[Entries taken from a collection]
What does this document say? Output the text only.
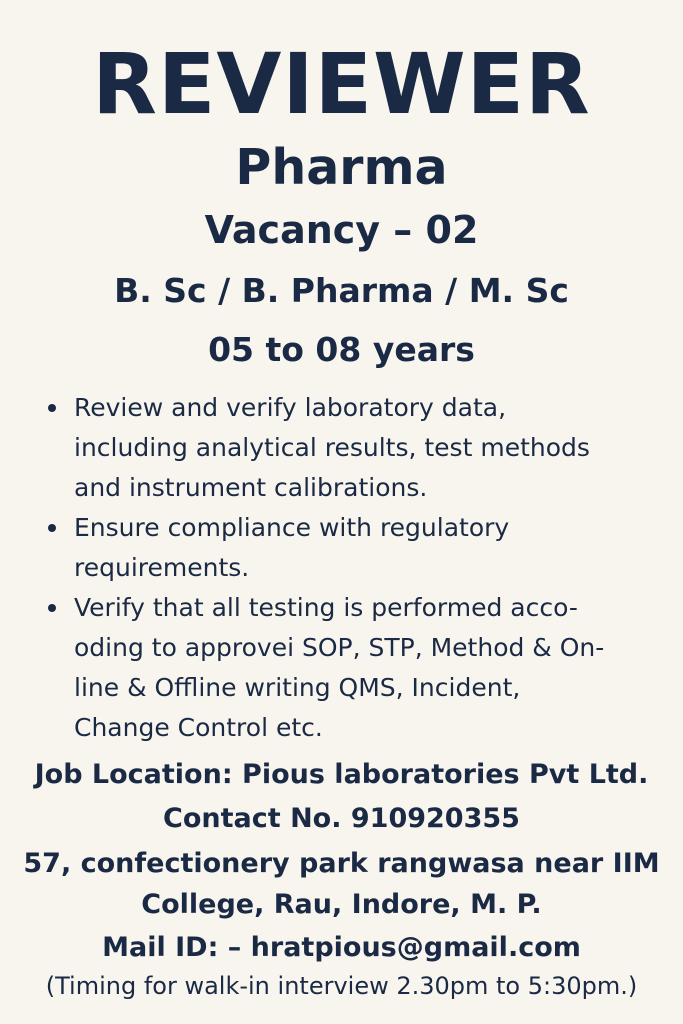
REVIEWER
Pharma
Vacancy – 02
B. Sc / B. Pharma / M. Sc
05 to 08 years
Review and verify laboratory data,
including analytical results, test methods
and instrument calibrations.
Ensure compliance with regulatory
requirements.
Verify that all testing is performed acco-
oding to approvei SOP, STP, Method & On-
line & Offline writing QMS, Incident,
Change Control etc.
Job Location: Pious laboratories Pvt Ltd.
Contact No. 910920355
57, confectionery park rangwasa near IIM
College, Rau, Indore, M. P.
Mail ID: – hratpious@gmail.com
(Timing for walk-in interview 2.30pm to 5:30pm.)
* * *
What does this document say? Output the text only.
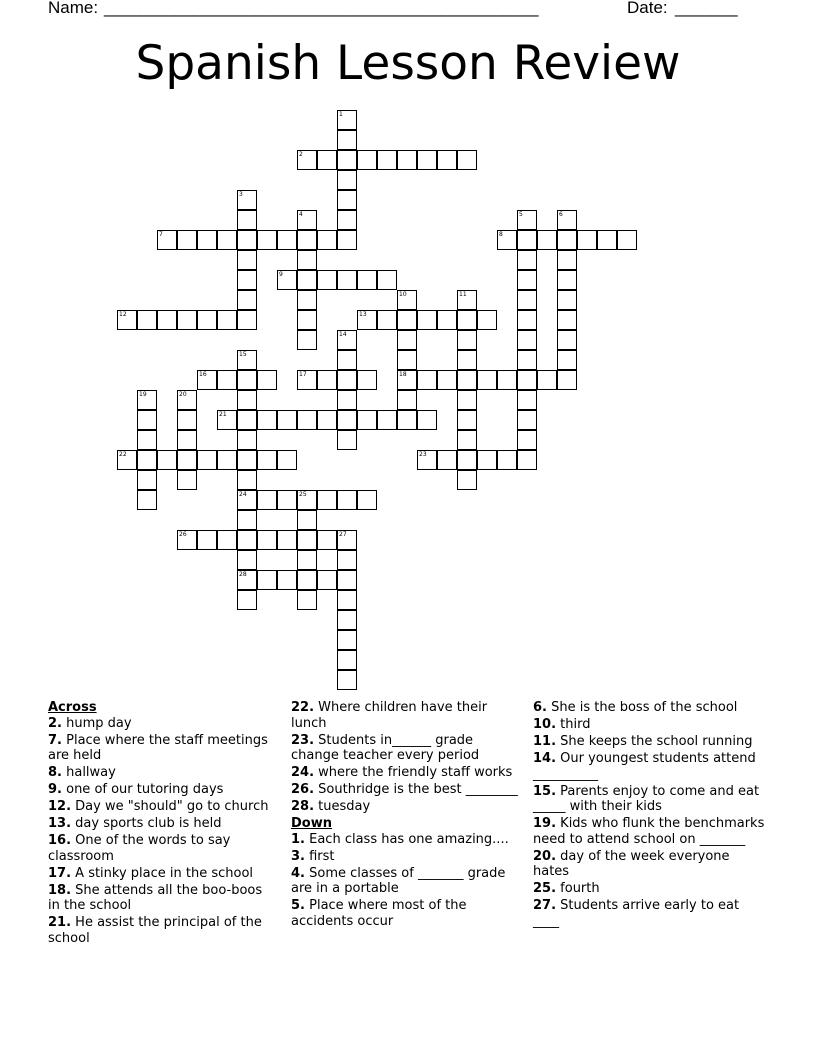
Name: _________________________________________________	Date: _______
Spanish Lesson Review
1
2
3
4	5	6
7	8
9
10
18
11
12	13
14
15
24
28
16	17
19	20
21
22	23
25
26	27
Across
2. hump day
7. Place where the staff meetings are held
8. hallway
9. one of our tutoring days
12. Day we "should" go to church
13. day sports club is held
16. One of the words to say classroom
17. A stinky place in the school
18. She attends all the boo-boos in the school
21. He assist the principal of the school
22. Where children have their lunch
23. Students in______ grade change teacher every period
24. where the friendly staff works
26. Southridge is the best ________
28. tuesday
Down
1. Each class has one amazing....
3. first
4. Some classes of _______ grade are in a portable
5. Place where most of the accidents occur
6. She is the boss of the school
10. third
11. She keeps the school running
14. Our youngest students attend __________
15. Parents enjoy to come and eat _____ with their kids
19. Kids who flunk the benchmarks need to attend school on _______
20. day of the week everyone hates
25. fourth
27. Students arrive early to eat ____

— Given problem —
Find each line in the records holding the string "held" and show it.

— Exercise solution —
7. Place where the staff meetings are held
13. day sports club is held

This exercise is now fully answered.